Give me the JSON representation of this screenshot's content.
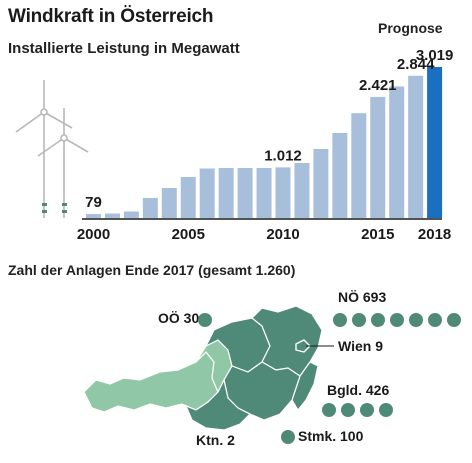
{
  "title": "Windkraft in Österreich",
  "subtitle": "Installierte Leistung in Megawatt",
  "forecast_label": "Prognose",
  "colors": {
    "bar": "#a8bfdc",
    "forecast_bar": "#1a6fc0",
    "map_dark": "#4f8a78",
    "map_light": "#8fc7a7",
    "dot": "#4f8a78",
    "turbine": "#b8b8b8"
  },
  "chart_data": {
    "type": "bar",
    "title": "Installierte Leistung in Megawatt",
    "categories": [
      "2000",
      "2001",
      "2002",
      "2003",
      "2004",
      "2005",
      "2006",
      "2007",
      "2008",
      "2009",
      "2010",
      "2011",
      "2012",
      "2013",
      "2014",
      "2015",
      "2016",
      "2017",
      "2018"
    ],
    "values": [
      79,
      90,
      130,
      400,
      600,
      820,
      990,
      1000,
      1000,
      1000,
      1012,
      1100,
      1380,
      1700,
      2095,
      2421,
      2630,
      2844,
      3019
    ],
    "highlight_index": 18,
    "x_tick_labels": [
      "2000",
      "2005",
      "2010",
      "2015",
      "2018"
    ],
    "data_labels": [
      {
        "category": "2000",
        "text": "79"
      },
      {
        "category": "2010",
        "text": "1.012"
      },
      {
        "category": "2015",
        "text": "2.421"
      },
      {
        "category": "2017",
        "text": "2.844"
      },
      {
        "category": "2018",
        "text": "3.019"
      }
    ],
    "ylim": [
      0,
      3019
    ],
    "grid": false
  },
  "map": {
    "title": "Zahl der Anlagen Ende 2017 (gesamt 1.260)",
    "regions": [
      {
        "label": "OÖ 30",
        "dots": 1
      },
      {
        "label": "NÖ 693",
        "dots": 7
      },
      {
        "label": "Wien 9",
        "dots": 0
      },
      {
        "label": "Bgld. 426",
        "dots": 4
      },
      {
        "label": "Stmk. 100",
        "dots": 1
      },
      {
        "label": "Ktn. 2",
        "dots": 0
      }
    ]
  }
}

• What to work on: Make an exact copy of the listing above. Do not include the pictures.

• Output for this task:
Give me the JSON representation of this screenshot's content.
{
  "title": "Windkraft in Österreich",
  "subtitle": "Installierte Leistung in Megawatt",
  "forecast_label": "Prognose",
  "colors": {
    "bar": "#a8bfdc",
    "forecast_bar": "#1a6fc0",
    "map_dark": "#4f8a78",
    "map_light": "#8fc7a7",
    "dot": "#4f8a78",
    "turbine": "#b8b8b8"
  },
  "chart_data": {
    "type": "bar",
    "title": "Installierte Leistung in Megawatt",
    "categories": [
      "2000",
      "2001",
      "2002",
      "2003",
      "2004",
      "2005",
      "2006",
      "2007",
      "2008",
      "2009",
      "2010",
      "2011",
      "2012",
      "2013",
      "2014",
      "2015",
      "2016",
      "2017",
      "2018"
    ],
    "values": [
      79,
      90,
      130,
      400,
      600,
      820,
      990,
      1000,
      1000,
      1000,
      1012,
      1100,
      1380,
      1700,
      2095,
      2421,
      2630,
      2844,
      3019
    ],
    "highlight_index": 18,
    "x_tick_labels": [
      "2000",
      "2005",
      "2010",
      "2015",
      "2018"
    ],
    "data_labels": [
      {
        "category": "2000",
        "text": "79"
      },
      {
        "category": "2010",
        "text": "1.012"
      },
      {
        "category": "2015",
        "text": "2.421"
      },
      {
        "category": "2017",
        "text": "2.844"
      },
      {
        "category": "2018",
        "text": "3.019"
      }
    ],
    "ylim": [
      0,
      3019
    ],
    "grid": false
  },
  "map": {
    "title": "Zahl der Anlagen Ende 2017 (gesamt 1.260)",
    "regions": [
      {
        "label": "OÖ 30",
        "dots": 1
      },
      {
        "label": "NÖ 693",
        "dots": 7
      },
      {
        "label": "Wien 9",
        "dots": 0
      },
      {
        "label": "Bgld. 426",
        "dots": 4
      },
      {
        "label": "Stmk. 100",
        "dots": 1
      },
      {
        "label": "Ktn. 2",
        "dots": 0
      }
    ]
  }
}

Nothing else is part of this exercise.